Your task
All material below is to be reproduced exactly.
== == ==
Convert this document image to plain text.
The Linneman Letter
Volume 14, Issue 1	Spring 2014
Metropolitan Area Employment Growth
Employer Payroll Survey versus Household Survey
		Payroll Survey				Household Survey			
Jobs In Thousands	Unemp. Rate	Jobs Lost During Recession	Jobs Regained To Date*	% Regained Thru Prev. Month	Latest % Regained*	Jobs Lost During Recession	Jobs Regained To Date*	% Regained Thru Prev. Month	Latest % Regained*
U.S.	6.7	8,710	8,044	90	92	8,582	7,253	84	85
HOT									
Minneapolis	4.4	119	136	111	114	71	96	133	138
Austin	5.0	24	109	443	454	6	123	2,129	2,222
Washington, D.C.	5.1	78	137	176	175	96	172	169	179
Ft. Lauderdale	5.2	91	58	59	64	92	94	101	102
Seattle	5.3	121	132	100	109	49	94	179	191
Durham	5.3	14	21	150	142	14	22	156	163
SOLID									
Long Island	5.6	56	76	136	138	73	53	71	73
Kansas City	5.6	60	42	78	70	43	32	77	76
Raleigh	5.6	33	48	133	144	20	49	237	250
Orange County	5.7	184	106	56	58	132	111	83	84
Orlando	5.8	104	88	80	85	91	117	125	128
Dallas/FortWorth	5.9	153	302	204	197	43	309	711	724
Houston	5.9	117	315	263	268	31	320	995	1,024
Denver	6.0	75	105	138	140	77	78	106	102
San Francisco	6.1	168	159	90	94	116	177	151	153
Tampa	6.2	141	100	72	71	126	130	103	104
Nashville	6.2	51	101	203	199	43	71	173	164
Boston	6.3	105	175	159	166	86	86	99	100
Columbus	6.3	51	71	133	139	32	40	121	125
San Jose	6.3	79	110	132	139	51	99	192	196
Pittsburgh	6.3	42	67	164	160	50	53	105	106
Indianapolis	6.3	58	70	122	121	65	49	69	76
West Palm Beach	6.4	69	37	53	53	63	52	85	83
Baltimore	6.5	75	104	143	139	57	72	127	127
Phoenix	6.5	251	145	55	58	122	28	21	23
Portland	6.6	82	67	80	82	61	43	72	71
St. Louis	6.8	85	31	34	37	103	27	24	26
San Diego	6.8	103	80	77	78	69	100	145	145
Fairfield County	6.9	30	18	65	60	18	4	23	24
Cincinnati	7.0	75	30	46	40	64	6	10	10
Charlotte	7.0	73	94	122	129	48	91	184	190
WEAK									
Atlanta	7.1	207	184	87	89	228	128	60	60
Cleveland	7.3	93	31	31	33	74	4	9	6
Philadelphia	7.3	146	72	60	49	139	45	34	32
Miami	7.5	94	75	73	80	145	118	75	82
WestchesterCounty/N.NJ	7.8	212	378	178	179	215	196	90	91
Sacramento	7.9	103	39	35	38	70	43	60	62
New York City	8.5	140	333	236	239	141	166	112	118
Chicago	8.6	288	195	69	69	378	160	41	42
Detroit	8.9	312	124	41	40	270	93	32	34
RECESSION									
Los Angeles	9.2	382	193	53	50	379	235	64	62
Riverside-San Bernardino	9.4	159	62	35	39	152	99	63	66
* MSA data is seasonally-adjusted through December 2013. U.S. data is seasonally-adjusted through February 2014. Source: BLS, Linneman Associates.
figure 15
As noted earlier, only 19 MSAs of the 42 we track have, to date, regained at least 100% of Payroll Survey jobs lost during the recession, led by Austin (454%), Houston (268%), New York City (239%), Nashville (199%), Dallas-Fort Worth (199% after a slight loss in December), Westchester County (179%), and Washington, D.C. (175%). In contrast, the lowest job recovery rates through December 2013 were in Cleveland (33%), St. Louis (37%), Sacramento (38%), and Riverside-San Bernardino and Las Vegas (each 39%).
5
== == ==
Exercise response
Convert this document image to plain text.
The Linneman Letter
Volume 14, Issue 1	Spring 2014
Metropolitan Area Employment Growth
Employer Payroll Survey versus Household Survey
		Payroll Survey				Household Survey			
Jobs In Thousands	Unemp. Rate	Jobs Lost During Recession	Jobs Regained To Date*	% Regained Thru Prev. Month	Latest % Regained*	Jobs Lost During Recession	Jobs Regained To Date*	% Regained Thru Prev. Month	Latest % Regained*
U.S.	6.7	8,710	8,044	90	92	8,582	7,253	84	85
HOT									
Minneapolis	4.4	119	136	111	114	71	96	133	138
Austin	5.0	24	109	443	454	6	123	2,129	2,222
Washington, D.C.	5.1	78	137	176	175	96	172	169	179
Ft. Lauderdale	5.2	91	58	59	64	92	94	101	102
Seattle	5.3	121	132	100	109	49	94	179	191
Durham	5.3	14	21	150	142	14	22	156	163
SOLID									
Long Island	5.6	56	76	136	138	73	53	71	73
Kansas City	5.6	60	42	78	70	43	32	77	76
Raleigh	5.6	33	48	133	144	20	49	237	250
Orange County	5.7	184	106	56	58	132	111	83	84
Orlando	5.8	104	88	80	85	91	117	125	128
Dallas/FortWorth	5.9	153	302	204	197	43	309	711	724
Houston	5.9	117	315	263	268	31	320	995	1,024
Denver	6.0	75	105	138	140	77	78	106	102
San Francisco	6.1	168	159	90	94	116	177	151	153
Tampa	6.2	141	100	72	71	126	130	103	104
Nashville	6.2	51	101	203	199	43	71	173	164
Boston	6.3	105	175	159	166	86	86	99	100
Columbus	6.3	51	71	133	139	32	40	121	125
San Jose	6.3	79	110	132	139	51	99	192	196
Pittsburgh	6.3	42	67	164	160	50	53	105	106
Indianapolis	6.3	58	70	122	121	65	49	69	76
West Palm Beach	6.4	69	37	53	53	63	52	85	83
Baltimore	6.5	75	104	143	139	57	72	127	127
Phoenix	6.5	251	145	55	58	122	28	21	23
Portland	6.6	82	67	80	82	61	43	72	71
St. Louis	6.8	85	31	34	37	103	27	24	26
San Diego	6.8	103	80	77	78	69	100	145	145
Fairfield County	6.9	30	18	65	60	18	4	23	24
Cincinnati	7.0	75	30	46	40	64	6	10	10
Charlotte	7.0	73	94	122	129	48	91	184	190
WEAK									
Atlanta	7.1	207	184	87	89	228	128	60	60
Cleveland	7.3	93	31	31	33	74	4	9	6
Philadelphia	7.3	146	72	60	49	139	45	34	32
Miami	7.5	94	75	73	80	145	118	75	82
WestchesterCounty/N.NJ	7.8	212	378	178	179	215	196	90	91
Sacramento	7.9	103	39	35	38	70	43	60	62
New York City	8.5	140	333	236	239	141	166	112	118
Chicago	8.6	288	195	69	69	378	160	41	42
Detroit	8.9	312	124	41	40	270	93	32	34
RECESSION									
Los Angeles	9.2	382	193	53	50	379	235	64	62
Riverside-San Bernardino	9.4	159	62	35	39	152	99	63	66
* MSA data is seasonally-adjusted through December 2013. U.S. data is seasonally-adjusted through February 2014. Source: BLS, Linneman Associates.
figure 15
As noted earlier, only 19 MSAs of the 42 we track have, to date, regained at least 100% of Payroll Survey jobs lost during the recession, led by Austin (454%), Houston (268%), New York City (239%), Nashville (199%), Dallas-Fort Worth (199% after a slight loss in December), Westchester County (179%), and Washington, D.C. (175%). In contrast, the lowest job recovery rates through December 2013 were in Cleveland (33%), St. Louis (37%), Sacramento (38%), and Riverside-San Bernardino and Las Vegas (each 39%).
5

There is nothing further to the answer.